### Goal
Extract every line of the material below and reproduce each one word for word, with nothing left out or changed.

### Input
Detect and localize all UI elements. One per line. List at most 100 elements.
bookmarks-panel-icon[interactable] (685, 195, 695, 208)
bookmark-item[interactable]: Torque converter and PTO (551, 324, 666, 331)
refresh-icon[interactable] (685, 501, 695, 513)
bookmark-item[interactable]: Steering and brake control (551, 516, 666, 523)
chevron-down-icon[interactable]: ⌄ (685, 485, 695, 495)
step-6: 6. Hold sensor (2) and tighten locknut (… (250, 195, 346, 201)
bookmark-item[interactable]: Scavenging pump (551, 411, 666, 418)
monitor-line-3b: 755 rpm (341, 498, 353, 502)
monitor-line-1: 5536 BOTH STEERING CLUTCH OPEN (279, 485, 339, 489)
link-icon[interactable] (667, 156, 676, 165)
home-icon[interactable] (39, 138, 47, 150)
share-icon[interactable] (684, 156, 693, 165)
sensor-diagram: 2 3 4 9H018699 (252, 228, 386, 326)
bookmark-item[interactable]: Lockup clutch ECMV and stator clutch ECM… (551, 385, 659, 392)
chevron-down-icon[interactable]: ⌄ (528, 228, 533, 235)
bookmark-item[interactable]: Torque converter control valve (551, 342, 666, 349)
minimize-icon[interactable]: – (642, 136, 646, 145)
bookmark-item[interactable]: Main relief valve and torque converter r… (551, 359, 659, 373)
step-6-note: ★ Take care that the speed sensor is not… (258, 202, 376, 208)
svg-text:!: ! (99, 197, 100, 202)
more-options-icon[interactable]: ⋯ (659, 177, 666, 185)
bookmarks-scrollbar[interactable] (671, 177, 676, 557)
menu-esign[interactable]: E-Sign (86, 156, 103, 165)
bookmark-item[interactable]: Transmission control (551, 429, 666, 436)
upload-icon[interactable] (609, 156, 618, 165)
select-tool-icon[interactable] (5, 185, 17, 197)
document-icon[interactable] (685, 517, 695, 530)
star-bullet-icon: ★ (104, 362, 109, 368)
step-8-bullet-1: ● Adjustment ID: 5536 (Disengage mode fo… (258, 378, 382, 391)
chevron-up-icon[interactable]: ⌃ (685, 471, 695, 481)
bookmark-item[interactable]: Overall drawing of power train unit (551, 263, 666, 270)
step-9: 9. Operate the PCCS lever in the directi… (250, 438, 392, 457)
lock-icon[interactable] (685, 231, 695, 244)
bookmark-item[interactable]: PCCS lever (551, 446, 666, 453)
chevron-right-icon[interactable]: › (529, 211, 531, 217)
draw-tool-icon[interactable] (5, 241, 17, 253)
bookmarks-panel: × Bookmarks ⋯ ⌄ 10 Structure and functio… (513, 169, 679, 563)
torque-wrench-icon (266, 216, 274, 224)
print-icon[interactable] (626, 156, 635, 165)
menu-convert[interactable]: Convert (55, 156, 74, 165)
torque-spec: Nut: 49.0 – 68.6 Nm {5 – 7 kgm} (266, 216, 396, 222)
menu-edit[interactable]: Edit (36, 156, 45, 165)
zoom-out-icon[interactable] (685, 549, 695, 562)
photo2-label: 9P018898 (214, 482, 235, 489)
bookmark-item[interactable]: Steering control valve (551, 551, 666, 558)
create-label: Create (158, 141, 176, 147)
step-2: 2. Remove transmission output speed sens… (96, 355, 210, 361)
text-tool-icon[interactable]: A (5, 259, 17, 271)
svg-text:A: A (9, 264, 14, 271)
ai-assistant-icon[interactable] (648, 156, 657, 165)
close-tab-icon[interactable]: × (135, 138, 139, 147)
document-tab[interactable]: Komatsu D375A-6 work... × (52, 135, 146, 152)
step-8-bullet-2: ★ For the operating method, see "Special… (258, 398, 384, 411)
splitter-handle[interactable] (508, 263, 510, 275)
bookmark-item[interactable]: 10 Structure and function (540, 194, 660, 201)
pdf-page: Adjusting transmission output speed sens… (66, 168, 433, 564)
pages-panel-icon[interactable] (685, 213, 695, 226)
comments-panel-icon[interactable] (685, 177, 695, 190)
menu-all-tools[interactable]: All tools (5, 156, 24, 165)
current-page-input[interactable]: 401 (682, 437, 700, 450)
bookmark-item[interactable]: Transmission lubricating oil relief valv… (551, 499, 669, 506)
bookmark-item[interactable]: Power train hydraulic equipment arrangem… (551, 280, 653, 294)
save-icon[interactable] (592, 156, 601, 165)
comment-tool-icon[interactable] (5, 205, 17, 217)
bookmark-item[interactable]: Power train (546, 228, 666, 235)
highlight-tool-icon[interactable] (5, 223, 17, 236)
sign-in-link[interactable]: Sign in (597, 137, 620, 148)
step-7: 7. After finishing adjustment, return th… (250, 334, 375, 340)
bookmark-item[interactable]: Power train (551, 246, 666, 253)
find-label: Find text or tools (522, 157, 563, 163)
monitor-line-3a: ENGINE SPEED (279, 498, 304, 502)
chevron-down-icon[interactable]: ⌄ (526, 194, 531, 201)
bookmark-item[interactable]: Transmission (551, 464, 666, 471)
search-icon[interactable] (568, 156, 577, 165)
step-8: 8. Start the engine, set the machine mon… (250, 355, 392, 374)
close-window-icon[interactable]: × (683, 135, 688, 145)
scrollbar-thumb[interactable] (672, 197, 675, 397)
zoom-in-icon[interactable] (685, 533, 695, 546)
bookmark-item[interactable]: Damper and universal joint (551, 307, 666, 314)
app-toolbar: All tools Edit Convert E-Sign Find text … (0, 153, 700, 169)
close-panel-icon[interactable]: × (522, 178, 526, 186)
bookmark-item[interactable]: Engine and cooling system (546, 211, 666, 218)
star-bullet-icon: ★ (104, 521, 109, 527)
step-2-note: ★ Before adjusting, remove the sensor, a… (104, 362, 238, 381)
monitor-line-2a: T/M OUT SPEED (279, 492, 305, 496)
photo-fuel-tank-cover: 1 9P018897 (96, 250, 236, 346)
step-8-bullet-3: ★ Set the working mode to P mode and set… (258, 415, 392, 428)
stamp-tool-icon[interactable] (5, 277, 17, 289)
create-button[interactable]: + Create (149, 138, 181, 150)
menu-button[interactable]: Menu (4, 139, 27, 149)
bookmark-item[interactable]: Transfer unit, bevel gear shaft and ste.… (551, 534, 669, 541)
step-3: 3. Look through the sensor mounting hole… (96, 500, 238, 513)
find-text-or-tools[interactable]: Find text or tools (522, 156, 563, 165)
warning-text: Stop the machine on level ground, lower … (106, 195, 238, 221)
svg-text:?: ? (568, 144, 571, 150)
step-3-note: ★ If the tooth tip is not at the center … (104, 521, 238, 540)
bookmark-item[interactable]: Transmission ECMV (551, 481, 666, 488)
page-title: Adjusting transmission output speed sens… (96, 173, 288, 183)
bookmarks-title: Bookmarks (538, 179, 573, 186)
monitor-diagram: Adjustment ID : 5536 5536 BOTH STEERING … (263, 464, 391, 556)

### Solved exercise
Detect and localize all UI elements. One per line. List at most 100 elements.
bookmarks-panel-icon[interactable] (685, 195, 695, 208)
bookmark-item[interactable]: Torque converter and PTO (551, 324, 666, 331)
refresh-icon[interactable] (685, 501, 695, 513)
bookmark-item[interactable]: Steering and brake control (551, 516, 666, 523)
chevron-down-icon[interactable]: ⌄ (685, 485, 695, 495)
step-6: 6. Hold sensor (2) and tighten locknut (… (250, 195, 346, 201)
bookmark-item[interactable]: Scavenging pump (551, 411, 666, 418)
monitor-line-3b: 755 rpm (341, 498, 353, 502)
monitor-line-1: 5536 BOTH STEERING CLUTCH OPEN (279, 485, 339, 489)
link-icon[interactable] (667, 156, 676, 165)
home-icon[interactable] (39, 138, 47, 150)
share-icon[interactable] (684, 156, 693, 165)
sensor-diagram: 2 3 4 9H018699 (252, 228, 386, 326)
bookmark-item[interactable]: Lockup clutch ECMV and stator clutch ECM… (551, 385, 659, 392)
chevron-down-icon[interactable]: ⌄ (528, 228, 533, 235)
bookmark-item[interactable]: Torque converter control valve (551, 342, 666, 349)
minimize-icon[interactable]: – (642, 136, 646, 145)
bookmark-item[interactable]: Main relief valve and torque converter r… (551, 359, 659, 373)
step-6-note: ★ Take care that the speed sensor is not… (258, 202, 376, 208)
svg-text:!: ! (99, 197, 100, 202)
more-options-icon[interactable]: ⋯ (659, 177, 666, 185)
bookmarks-scrollbar[interactable] (671, 177, 676, 557)
menu-esign[interactable]: E-Sign (86, 156, 103, 165)
bookmark-item[interactable]: Transmission control (551, 429, 666, 436)
upload-icon[interactable] (609, 156, 618, 165)
select-tool-icon[interactable] (5, 185, 17, 197)
document-icon[interactable] (685, 517, 695, 530)
star-bullet-icon: ★ (104, 362, 109, 368)
step-8-bullet-1: ● Adjustment ID: 5536 (Disengage mode fo… (258, 378, 382, 391)
chevron-up-icon[interactable]: ⌃ (685, 471, 695, 481)
bookmark-item[interactable]: Overall drawing of power train unit (551, 263, 666, 270)
step-9: 9. Operate the PCCS lever in the directi… (250, 438, 392, 457)
lock-icon[interactable] (685, 231, 695, 244)
bookmark-item[interactable]: PCCS lever (551, 446, 666, 453)
chevron-right-icon[interactable]: › (529, 211, 531, 217)
draw-tool-icon[interactable] (5, 241, 17, 253)
bookmarks-panel: × Bookmarks ⋯ ⌄ 10 Structure and functio… (513, 169, 679, 563)
torque-wrench-icon (266, 216, 274, 224)
print-icon[interactable] (626, 156, 635, 165)
menu-convert[interactable]: Convert (55, 156, 74, 165)
torque-spec: Nut: 49.0 – 68.6 Nm {5 – 7 kgm} (266, 216, 396, 222)
menu-edit[interactable]: Edit (36, 156, 45, 165)
zoom-out-icon[interactable] (685, 549, 695, 562)
photo2-label: 9P018898 (214, 482, 235, 489)
bookmark-item[interactable]: Steering control valve (551, 551, 666, 558)
create-label: Create (158, 141, 176, 147)
step-2: 2. Remove transmission output speed sens… (96, 355, 210, 361)
text-tool-icon[interactable]: A (5, 259, 17, 271)
svg-text:A: A (9, 264, 14, 271)
ai-assistant-icon[interactable] (648, 156, 657, 165)
close-tab-icon[interactable]: × (135, 138, 139, 147)
document-tab[interactable]: Komatsu D375A-6 work... × (52, 135, 146, 152)
step-8-bullet-2: ★ For the operating method, see "Special… (258, 398, 384, 411)
splitter-handle[interactable] (508, 263, 510, 275)
bookmark-item[interactable]: 10 Structure and function (540, 194, 660, 201)
pdf-page: Adjusting transmission output speed sens… (66, 168, 433, 564)
pages-panel-icon[interactable] (685, 213, 695, 226)
comments-panel-icon[interactable] (685, 177, 695, 190)
menu-all-tools[interactable]: All tools (5, 156, 24, 165)
current-page-input[interactable]: 401 (682, 437, 700, 450)
bookmark-item[interactable]: Transmission lubricating oil relief valv… (551, 499, 669, 506)
bookmark-item[interactable]: Power train hydraulic equipment arrangem… (551, 280, 653, 294)
save-icon[interactable] (592, 156, 601, 165)
comment-tool-icon[interactable] (5, 205, 17, 217)
bookmark-item[interactable]: Power train (546, 228, 666, 235)
highlight-tool-icon[interactable] (5, 223, 17, 236)
sign-in-link[interactable]: Sign in (597, 137, 620, 148)
step-7: 7. After finishing adjustment, return th… (250, 334, 375, 340)
bookmark-item[interactable]: Power train (551, 246, 666, 253)
find-label: Find text or tools (522, 157, 563, 163)
monitor-line-3a: ENGINE SPEED (279, 498, 304, 502)
chevron-down-icon[interactable]: ⌄ (526, 194, 531, 201)
bookmark-item[interactable]: Transmission (551, 464, 666, 471)
search-icon[interactable] (568, 156, 577, 165)
step-8: 8. Start the engine, set the machine mon… (250, 355, 392, 374)
close-window-icon[interactable]: × (683, 135, 688, 145)
scrollbar-thumb[interactable] (672, 197, 675, 397)
zoom-in-icon[interactable] (685, 533, 695, 546)
bookmark-item[interactable]: Damper and universal joint (551, 307, 666, 314)
app-toolbar: All tools Edit Convert E-Sign Find text … (0, 153, 700, 169)
close-panel-icon[interactable]: × (522, 178, 526, 186)
bookmark-item[interactable]: Engine and cooling system (546, 211, 666, 218)
star-bullet-icon: ★ (104, 521, 109, 527)
step-2-note: ★ Before adjusting, remove the sensor, a… (104, 362, 238, 381)
monitor-line-2a: T/M OUT SPEED (279, 492, 305, 496)
photo-fuel-tank-cover: 1 9P018897 (96, 250, 236, 346)
step-8-bullet-3: ★ Set the working mode to P mode and set… (258, 415, 392, 428)
stamp-tool-icon[interactable] (5, 277, 17, 289)
create-button[interactable]: + Create (149, 138, 181, 150)
menu-button[interactable]: Menu (4, 139, 27, 149)
bookmark-item[interactable]: Transfer unit, bevel gear shaft and ste.… (551, 534, 669, 541)
step-3: 3. Look through the sensor mounting hole… (96, 500, 238, 513)
find-text-or-tools[interactable]: Find text or tools (522, 156, 563, 165)
warning-text: Stop the machine on level ground, lower … (106, 195, 238, 221)
svg-text:?: ? (568, 144, 571, 150)
step-3-note: ★ If the tooth tip is not at the center … (104, 521, 238, 540)
bookmark-item[interactable]: Transmission ECMV (551, 481, 666, 488)
page-title: Adjusting transmission output speed sens… (96, 173, 288, 183)
bookmarks-title: Bookmarks (538, 179, 573, 186)
monitor-diagram: Adjustment ID : 5536 5536 BOTH STEERING … (263, 464, 391, 556)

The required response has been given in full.